■ **Input rows**:
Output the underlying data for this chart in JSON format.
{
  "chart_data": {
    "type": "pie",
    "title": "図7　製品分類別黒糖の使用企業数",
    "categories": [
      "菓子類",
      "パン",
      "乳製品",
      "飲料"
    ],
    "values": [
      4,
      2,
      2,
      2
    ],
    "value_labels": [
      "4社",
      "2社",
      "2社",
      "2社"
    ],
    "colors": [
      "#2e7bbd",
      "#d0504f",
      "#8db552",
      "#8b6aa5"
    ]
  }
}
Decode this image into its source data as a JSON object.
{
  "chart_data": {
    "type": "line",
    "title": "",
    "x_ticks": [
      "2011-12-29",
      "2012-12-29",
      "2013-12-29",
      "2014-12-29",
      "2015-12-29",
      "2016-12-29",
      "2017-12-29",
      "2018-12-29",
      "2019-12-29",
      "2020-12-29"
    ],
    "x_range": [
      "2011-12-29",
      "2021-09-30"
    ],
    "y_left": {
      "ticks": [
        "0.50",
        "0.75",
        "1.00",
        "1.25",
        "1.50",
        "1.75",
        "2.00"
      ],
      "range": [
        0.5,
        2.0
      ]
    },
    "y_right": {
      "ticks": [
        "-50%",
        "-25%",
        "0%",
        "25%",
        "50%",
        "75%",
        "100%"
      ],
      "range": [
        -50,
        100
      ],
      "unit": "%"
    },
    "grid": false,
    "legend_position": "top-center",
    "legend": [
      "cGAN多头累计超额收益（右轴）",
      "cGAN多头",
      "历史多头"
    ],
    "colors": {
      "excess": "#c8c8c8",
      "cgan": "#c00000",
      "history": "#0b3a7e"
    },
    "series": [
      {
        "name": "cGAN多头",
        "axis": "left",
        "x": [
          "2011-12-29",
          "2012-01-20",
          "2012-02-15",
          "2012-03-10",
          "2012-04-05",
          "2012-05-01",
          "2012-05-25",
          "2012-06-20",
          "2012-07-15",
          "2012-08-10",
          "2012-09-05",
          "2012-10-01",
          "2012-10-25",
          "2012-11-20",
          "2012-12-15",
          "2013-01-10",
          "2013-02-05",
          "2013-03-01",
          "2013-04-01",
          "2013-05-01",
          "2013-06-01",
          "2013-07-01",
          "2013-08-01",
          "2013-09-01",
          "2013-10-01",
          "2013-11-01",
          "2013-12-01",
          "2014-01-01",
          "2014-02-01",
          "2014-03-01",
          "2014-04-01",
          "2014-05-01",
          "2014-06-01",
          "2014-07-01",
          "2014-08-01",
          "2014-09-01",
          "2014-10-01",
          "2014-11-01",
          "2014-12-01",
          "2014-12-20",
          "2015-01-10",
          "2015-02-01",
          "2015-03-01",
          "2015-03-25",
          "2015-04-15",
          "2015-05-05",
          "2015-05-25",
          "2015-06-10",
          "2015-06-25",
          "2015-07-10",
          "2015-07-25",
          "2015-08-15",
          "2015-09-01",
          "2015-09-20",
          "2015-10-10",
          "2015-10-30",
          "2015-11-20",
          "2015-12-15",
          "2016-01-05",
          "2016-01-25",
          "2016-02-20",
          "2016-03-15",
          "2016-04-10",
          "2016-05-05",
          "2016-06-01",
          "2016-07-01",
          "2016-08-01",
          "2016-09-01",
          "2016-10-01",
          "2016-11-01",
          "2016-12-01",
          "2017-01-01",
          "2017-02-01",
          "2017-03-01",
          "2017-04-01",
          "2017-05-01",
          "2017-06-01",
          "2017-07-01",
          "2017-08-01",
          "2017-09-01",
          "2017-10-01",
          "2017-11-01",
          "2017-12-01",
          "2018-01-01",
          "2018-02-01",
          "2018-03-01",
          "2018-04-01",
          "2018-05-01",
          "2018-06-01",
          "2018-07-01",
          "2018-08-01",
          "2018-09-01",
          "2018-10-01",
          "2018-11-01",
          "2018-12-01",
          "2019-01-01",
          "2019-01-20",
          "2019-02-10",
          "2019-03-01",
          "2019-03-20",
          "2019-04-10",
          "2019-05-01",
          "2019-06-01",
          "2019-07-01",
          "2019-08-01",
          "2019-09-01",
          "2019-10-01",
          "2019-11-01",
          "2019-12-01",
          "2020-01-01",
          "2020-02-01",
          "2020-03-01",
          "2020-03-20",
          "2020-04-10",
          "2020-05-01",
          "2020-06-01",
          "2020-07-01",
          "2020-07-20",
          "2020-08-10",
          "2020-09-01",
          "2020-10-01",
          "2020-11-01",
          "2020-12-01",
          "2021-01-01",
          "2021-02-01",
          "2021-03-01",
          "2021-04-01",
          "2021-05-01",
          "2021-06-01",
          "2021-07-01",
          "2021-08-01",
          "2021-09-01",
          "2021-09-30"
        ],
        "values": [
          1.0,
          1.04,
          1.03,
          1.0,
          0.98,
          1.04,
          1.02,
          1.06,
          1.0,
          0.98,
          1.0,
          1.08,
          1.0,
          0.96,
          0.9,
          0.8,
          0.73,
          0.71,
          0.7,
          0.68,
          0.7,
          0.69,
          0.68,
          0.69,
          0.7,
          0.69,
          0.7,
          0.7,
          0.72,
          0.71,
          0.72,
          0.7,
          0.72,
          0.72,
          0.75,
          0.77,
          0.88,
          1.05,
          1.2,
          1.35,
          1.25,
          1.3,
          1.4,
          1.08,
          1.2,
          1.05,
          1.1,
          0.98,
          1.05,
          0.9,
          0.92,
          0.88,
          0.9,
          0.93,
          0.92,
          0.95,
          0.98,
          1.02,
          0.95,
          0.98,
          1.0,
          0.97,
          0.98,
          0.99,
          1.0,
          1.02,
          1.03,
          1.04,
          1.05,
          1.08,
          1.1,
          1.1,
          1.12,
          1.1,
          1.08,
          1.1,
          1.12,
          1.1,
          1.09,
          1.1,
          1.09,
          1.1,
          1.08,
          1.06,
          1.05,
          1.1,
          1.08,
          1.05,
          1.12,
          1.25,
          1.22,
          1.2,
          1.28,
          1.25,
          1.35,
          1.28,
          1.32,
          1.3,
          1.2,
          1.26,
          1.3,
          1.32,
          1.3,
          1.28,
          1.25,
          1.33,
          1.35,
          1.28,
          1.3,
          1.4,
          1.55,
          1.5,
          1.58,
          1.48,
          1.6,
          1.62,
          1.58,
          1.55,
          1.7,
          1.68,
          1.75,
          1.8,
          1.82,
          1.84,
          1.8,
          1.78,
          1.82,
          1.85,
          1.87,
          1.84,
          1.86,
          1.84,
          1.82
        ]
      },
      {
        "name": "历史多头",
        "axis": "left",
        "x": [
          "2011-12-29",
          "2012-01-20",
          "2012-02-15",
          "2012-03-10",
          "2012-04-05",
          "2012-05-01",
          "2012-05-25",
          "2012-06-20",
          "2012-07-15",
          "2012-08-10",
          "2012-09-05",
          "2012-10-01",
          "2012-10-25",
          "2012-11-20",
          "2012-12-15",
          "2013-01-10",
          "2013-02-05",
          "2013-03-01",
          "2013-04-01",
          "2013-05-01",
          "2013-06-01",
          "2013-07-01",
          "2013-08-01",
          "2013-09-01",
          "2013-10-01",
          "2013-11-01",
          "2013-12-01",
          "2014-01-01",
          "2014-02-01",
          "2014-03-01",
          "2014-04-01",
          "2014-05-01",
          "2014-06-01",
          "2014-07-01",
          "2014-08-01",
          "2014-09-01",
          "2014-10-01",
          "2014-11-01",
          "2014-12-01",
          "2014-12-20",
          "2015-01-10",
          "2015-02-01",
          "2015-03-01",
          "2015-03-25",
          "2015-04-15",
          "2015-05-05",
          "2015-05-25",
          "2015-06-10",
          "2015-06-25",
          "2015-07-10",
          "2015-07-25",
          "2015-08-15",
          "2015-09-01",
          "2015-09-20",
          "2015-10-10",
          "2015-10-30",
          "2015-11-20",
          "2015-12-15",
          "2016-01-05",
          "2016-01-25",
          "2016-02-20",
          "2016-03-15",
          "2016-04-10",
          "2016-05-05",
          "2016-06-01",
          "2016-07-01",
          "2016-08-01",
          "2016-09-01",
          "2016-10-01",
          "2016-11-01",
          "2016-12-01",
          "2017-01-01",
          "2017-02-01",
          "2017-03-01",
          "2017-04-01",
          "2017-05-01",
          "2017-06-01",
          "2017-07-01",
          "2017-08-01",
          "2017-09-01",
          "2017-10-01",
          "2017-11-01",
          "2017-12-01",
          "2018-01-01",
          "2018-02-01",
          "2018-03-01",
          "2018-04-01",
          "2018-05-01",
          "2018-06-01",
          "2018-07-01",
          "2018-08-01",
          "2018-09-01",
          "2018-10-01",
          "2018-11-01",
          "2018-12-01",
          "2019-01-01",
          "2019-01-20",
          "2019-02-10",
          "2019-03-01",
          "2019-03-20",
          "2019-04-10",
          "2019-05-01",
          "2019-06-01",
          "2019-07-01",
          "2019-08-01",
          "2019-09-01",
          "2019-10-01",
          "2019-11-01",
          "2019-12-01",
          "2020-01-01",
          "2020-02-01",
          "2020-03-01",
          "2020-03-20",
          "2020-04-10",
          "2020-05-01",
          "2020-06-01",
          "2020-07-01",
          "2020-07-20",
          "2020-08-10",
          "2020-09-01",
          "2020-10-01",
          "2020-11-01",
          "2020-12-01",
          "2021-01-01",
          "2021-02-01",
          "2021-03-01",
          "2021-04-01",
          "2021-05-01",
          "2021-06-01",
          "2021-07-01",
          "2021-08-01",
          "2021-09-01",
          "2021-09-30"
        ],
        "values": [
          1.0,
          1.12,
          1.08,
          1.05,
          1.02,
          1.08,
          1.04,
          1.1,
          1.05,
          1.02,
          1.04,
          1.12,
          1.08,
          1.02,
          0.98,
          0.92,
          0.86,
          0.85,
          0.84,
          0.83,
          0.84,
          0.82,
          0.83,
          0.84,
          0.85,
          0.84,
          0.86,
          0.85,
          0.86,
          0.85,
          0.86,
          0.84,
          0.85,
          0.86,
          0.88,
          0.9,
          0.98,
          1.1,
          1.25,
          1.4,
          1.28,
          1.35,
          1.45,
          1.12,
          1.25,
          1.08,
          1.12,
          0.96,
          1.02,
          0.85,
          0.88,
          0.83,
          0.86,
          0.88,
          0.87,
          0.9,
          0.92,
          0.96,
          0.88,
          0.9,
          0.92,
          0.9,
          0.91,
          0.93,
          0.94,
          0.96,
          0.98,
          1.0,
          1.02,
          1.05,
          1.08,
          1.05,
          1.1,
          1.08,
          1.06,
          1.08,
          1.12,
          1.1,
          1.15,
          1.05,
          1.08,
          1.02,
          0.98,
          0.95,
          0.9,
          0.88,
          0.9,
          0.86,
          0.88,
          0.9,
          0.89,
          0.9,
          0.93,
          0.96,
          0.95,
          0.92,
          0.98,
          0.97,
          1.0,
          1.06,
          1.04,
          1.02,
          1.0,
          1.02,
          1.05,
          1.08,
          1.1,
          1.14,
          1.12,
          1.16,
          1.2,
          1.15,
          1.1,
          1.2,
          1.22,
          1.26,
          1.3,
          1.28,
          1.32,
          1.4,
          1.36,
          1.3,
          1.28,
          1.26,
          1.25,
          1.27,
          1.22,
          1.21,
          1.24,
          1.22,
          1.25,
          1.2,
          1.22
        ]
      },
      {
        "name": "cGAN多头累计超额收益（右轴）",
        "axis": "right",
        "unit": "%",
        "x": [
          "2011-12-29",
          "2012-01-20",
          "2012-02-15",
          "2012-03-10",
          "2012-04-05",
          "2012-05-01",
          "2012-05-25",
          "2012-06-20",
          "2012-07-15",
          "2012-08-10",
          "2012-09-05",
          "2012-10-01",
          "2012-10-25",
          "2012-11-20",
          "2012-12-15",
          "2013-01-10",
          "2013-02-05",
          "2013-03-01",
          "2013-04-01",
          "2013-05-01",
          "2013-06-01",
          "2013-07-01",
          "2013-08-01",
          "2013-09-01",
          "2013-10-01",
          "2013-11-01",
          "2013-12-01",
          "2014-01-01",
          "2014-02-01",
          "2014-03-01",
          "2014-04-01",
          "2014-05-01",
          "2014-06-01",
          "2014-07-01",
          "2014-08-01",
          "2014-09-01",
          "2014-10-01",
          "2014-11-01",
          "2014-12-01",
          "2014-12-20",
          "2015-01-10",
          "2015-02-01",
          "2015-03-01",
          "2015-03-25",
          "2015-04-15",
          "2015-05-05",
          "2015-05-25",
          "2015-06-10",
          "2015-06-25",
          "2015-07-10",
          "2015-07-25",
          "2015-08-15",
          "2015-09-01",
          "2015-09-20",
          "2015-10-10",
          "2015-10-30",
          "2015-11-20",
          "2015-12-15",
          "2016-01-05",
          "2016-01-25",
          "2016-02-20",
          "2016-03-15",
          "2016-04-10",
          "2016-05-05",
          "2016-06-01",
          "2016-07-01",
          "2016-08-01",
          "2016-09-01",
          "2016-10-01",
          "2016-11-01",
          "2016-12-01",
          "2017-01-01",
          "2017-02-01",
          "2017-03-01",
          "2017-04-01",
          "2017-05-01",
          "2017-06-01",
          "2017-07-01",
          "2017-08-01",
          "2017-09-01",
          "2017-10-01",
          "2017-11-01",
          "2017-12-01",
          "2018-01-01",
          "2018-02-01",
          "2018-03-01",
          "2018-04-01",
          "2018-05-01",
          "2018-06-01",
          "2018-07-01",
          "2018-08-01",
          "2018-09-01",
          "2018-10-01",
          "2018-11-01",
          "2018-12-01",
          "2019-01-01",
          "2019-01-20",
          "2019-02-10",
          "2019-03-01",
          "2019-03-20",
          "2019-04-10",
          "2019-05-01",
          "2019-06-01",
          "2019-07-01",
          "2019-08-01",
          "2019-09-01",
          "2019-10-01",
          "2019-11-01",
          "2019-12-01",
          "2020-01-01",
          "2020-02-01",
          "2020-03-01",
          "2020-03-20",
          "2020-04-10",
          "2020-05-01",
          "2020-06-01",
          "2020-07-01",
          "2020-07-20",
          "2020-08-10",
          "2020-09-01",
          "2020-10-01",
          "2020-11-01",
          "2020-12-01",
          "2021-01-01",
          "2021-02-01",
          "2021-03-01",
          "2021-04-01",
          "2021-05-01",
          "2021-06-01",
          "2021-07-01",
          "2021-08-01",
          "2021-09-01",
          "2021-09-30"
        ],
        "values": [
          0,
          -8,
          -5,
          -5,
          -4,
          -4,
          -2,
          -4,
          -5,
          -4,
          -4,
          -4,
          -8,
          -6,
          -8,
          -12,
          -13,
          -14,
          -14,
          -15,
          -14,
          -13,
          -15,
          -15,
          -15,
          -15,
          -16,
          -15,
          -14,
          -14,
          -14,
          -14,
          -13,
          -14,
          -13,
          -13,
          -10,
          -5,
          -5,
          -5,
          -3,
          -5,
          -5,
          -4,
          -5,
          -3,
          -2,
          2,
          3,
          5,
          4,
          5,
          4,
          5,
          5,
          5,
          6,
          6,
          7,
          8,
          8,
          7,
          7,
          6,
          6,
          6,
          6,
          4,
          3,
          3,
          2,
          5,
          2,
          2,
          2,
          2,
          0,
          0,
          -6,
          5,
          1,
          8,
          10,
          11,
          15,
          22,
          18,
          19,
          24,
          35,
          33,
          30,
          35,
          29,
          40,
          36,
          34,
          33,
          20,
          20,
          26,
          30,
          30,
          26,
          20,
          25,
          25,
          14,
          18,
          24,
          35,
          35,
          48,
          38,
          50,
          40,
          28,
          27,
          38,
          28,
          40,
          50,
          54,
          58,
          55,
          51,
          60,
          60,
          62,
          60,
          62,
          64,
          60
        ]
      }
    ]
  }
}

■ **Short problem**:
The answer must consist solely of the number of lines in the entries that contain the word "name".

■ **Solution to the problem**:
3